(Records)
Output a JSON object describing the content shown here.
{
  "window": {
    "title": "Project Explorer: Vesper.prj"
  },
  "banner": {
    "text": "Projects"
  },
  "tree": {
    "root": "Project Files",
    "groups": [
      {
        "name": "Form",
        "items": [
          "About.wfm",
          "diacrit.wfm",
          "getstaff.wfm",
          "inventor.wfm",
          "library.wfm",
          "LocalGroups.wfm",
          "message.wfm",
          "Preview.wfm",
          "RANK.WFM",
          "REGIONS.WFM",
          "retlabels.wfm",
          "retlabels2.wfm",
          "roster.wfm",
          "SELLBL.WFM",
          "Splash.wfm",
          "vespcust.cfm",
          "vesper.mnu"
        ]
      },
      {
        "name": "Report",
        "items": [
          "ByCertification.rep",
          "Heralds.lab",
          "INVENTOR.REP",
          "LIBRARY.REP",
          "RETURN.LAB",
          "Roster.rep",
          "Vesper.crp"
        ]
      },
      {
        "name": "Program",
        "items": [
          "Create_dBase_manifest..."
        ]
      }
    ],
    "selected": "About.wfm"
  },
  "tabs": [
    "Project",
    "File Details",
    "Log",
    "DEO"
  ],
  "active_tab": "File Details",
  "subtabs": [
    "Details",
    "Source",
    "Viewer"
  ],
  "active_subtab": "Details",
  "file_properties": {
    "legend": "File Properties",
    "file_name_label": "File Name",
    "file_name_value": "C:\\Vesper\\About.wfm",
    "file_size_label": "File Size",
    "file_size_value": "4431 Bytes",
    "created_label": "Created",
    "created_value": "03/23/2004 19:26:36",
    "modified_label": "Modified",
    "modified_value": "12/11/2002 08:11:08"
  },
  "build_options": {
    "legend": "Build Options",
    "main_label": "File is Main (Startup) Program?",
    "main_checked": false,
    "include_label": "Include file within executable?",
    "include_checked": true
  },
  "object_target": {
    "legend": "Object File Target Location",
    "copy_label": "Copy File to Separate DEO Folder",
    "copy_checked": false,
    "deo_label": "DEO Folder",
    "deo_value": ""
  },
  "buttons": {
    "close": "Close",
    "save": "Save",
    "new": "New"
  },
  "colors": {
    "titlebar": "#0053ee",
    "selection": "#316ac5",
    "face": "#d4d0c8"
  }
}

GIVEN EXERCISE —
Send back all of the entries exactly, with nothing missing.

TASK OUTPUT —
Output a JSON object describing the content shown here.
{
  "window": {
    "title": "Project Explorer: Vesper.prj"
  },
  "banner": {
    "text": "Projects"
  },
  "tree": {
    "root": "Project Files",
    "groups": [
      {
        "name": "Form",
        "items": [
          "About.wfm",
          "diacrit.wfm",
          "getstaff.wfm",
          "inventor.wfm",
          "library.wfm",
          "LocalGroups.wfm",
          "message.wfm",
          "Preview.wfm",
          "RANK.WFM",
          "REGIONS.WFM",
          "retlabels.wfm",
          "retlabels2.wfm",
          "roster.wfm",
          "SELLBL.WFM",
          "Splash.wfm",
          "vespcust.cfm",
          "vesper.mnu"
        ]
      },
      {
        "name": "Report",
        "items": [
          "ByCertification.rep",
          "Heralds.lab",
          "INVENTOR.REP",
          "LIBRARY.REP",
          "RETURN.LAB",
          "Roster.rep",
          "Vesper.crp"
        ]
      },
      {
        "name": "Program",
        "items": [
          "Create_dBase_manifest..."
        ]
      }
    ],
    "selected": "About.wfm"
  },
  "tabs": [
    "Project",
    "File Details",
    "Log",
    "DEO"
  ],
  "active_tab": "File Details",
  "subtabs": [
    "Details",
    "Source",
    "Viewer"
  ],
  "active_subtab": "Details",
  "file_properties": {
    "legend": "File Properties",
    "file_name_label": "File Name",
    "file_name_value": "C:\\Vesper\\About.wfm",
    "file_size_label": "File Size",
    "file_size_value": "4431 Bytes",
    "created_label": "Created",
    "created_value": "03/23/2004 19:26:36",
    "modified_label": "Modified",
    "modified_value": "12/11/2002 08:11:08"
  },
  "build_options": {
    "legend": "Build Options",
    "main_label": "File is Main (Startup) Program?",
    "main_checked": false,
    "include_label": "Include file within executable?",
    "include_checked": true
  },
  "object_target": {
    "legend": "Object File Target Location",
    "copy_label": "Copy File to Separate DEO Folder",
    "copy_checked": false,
    "deo_label": "DEO Folder",
    "deo_value": ""
  },
  "buttons": {
    "close": "Close",
    "save": "Save",
    "new": "New"
  },
  "colors": {
    "titlebar": "#0053ee",
    "selection": "#316ac5",
    "face": "#d4d0c8"
  }
}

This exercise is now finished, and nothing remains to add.